• _What is expected_
The entries below contain pictures. Retype everything except those pictures, exactly as given.

• _Dataset items_
══════════

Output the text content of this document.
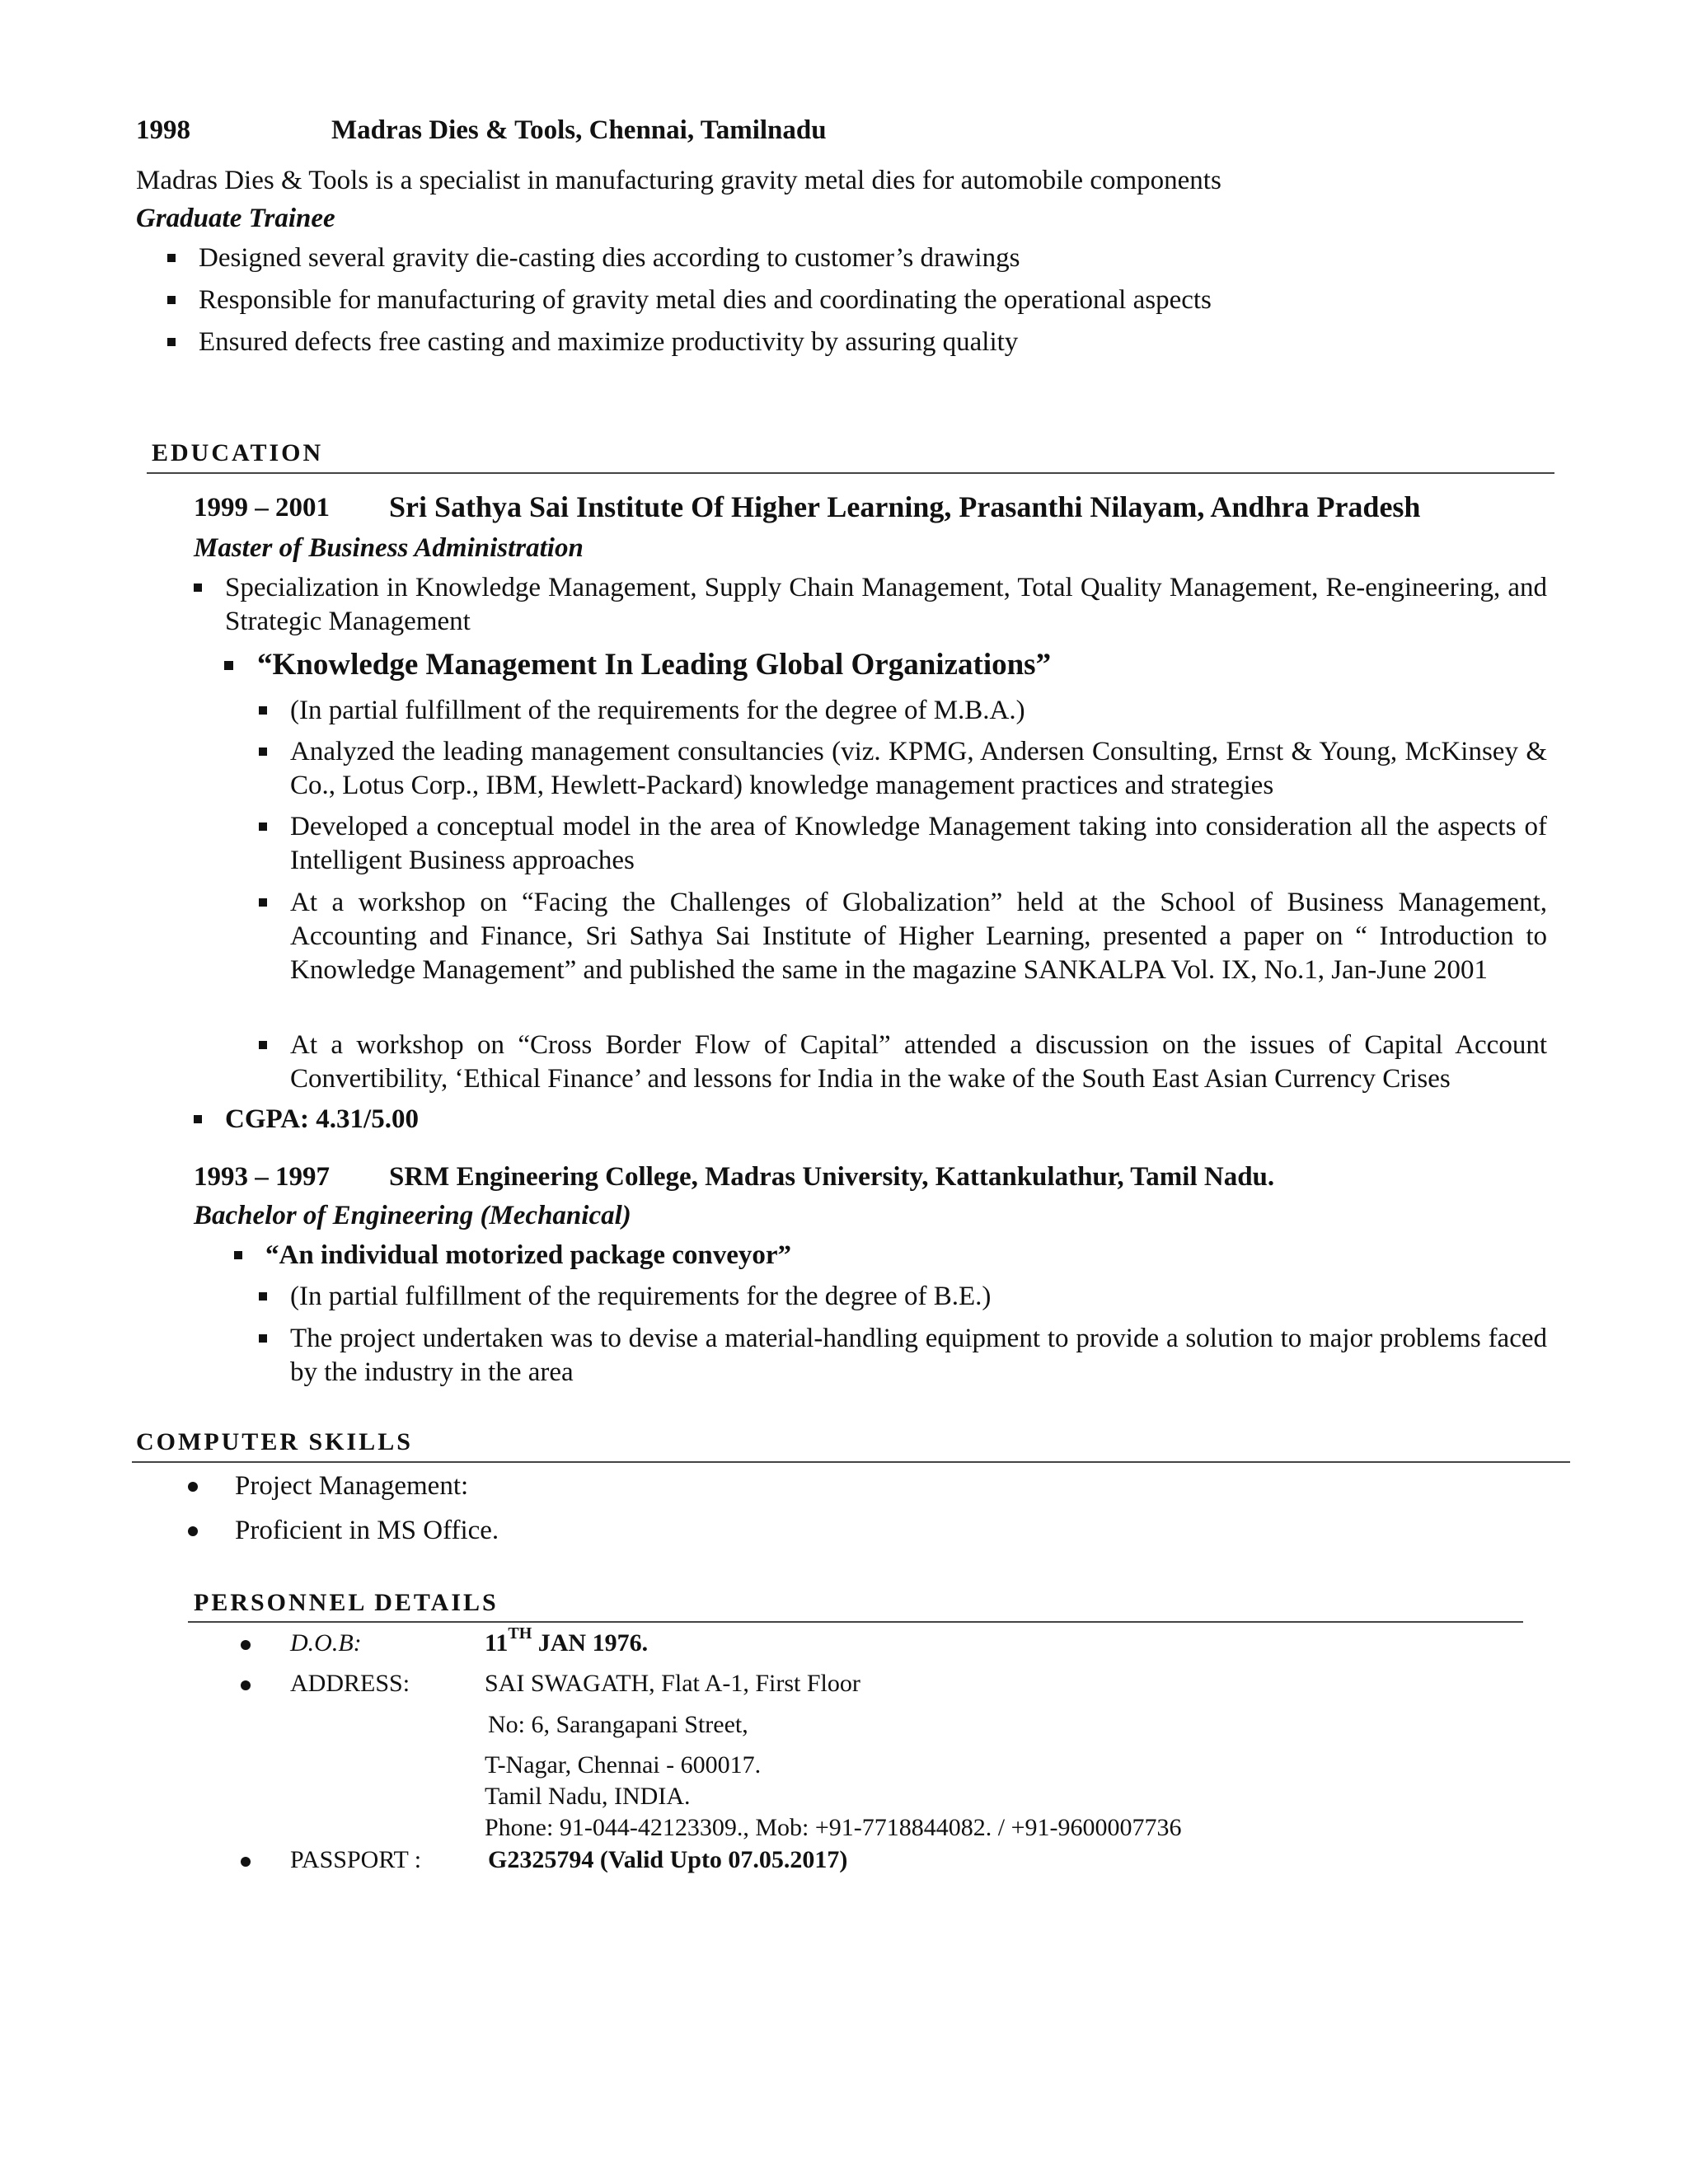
1998	Madras Dies & Tools, Chennai, Tamilnadu
Madras Dies & Tools is a specialist in manufacturing gravity metal dies for automobile components
Graduate Trainee
Designed several gravity die-casting dies according to customer’s drawings
Responsible for manufacturing of gravity metal dies and coordinating the operational aspects
Ensured defects free casting and maximize productivity by assuring quality
EDUCATION
1999 – 2001 Sri Sathya Sai Institute Of Higher Learning, Prasanthi Nilayam, Andhra Pradesh
Master of Business Administration
Specialization in Knowledge Management, Supply Chain Management, Total Quality Management, Re-engineering, and Strategic Management
“Knowledge Management In Leading Global Organizations”
(In partial fulfillment of the requirements for the degree of M.B.A.)
Analyzed the leading management consultancies (viz. KPMG, Andersen Consulting, Ernst & Young, McKinsey & Co., Lotus Corp., IBM, Hewlett-Packard) knowledge management practices and strategies
Developed a conceptual model in the area of Knowledge Management taking into consideration all the aspects of Intelligent Business approaches
At a workshop on “Facing the Challenges of Globalization” held at the School of Business Management, Accounting and Finance, Sri Sathya Sai Institute of Higher Learning, presented a paper on “ Introduction to Knowledge Management” and published the same in the magazine SANKALPA Vol. IX, No.1, Jan-June 2001
At a workshop on “Cross Border Flow of Capital” attended a discussion on the issues of Capital Account Convertibility, ‘Ethical Finance’ and lessons for India in the wake of the South East Asian Currency Crises
CGPA: 4.31/5.00
1993 – 1997 SRM Engineering College, Madras University, Kattankulathur, Tamil Nadu.
Bachelor of Engineering (Mechanical)
“An individual motorized package conveyor”
(In partial fulfillment of the requirements for the degree of B.E.)
The project undertaken was to devise a material-handling equipment to provide a solution to major problems faced by the industry in the area
COMPUTER SKILLS
Project Management:
Proficient in MS Office.
PERSONNEL DETAILS
D.O.B:	11TH JAN 1976.
ADDRESS:	SAI SWAGATH, Flat A-1, First Floor
No: 6, Sarangapani Street,
T-Nagar, Chennai - 600017.
Tamil Nadu, INDIA.
Phone: 91-044-42123309., Mob: +91-7718844082. / +91-9600007736
PASSPORT :	G2325794 (Valid Upto 07.05.2017)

══════════

• _Output_
Output the text content of this document.
1998	Madras Dies & Tools, Chennai, Tamilnadu
Madras Dies & Tools is a specialist in manufacturing gravity metal dies for automobile components
Graduate Trainee
Designed several gravity die-casting dies according to customer’s drawings
Responsible for manufacturing of gravity metal dies and coordinating the operational aspects
Ensured defects free casting and maximize productivity by assuring quality
EDUCATION
1999 – 2001 Sri Sathya Sai Institute Of Higher Learning, Prasanthi Nilayam, Andhra Pradesh
Master of Business Administration
Specialization in Knowledge Management, Supply Chain Management, Total Quality Management, Re-engineering, and Strategic Management
“Knowledge Management In Leading Global Organizations”
(In partial fulfillment of the requirements for the degree of M.B.A.)
Analyzed the leading management consultancies (viz. KPMG, Andersen Consulting, Ernst & Young, McKinsey & Co., Lotus Corp., IBM, Hewlett-Packard) knowledge management practices and strategies
Developed a conceptual model in the area of Knowledge Management taking into consideration all the aspects of Intelligent Business approaches
At a workshop on “Facing the Challenges of Globalization” held at the School of Business Management, Accounting and Finance, Sri Sathya Sai Institute of Higher Learning, presented a paper on “ Introduction to Knowledge Management” and published the same in the magazine SANKALPA Vol. IX, No.1, Jan-June 2001
At a workshop on “Cross Border Flow of Capital” attended a discussion on the issues of Capital Account Convertibility, ‘Ethical Finance’ and lessons for India in the wake of the South East Asian Currency Crises
CGPA: 4.31/5.00
1993 – 1997 SRM Engineering College, Madras University, Kattankulathur, Tamil Nadu.
Bachelor of Engineering (Mechanical)
“An individual motorized package conveyor”
(In partial fulfillment of the requirements for the degree of B.E.)
The project undertaken was to devise a material-handling equipment to provide a solution to major problems faced by the industry in the area
COMPUTER SKILLS
Project Management:
Proficient in MS Office.
PERSONNEL DETAILS
D.O.B:	11TH JAN 1976.
ADDRESS:	SAI SWAGATH, Flat A-1, First Floor
No: 6, Sarangapani Street,
T-Nagar, Chennai - 600017.
Tamil Nadu, INDIA.
Phone: 91-044-42123309., Mob: +91-7718844082. / +91-9600007736
PASSPORT :	G2325794 (Valid Upto 07.05.2017)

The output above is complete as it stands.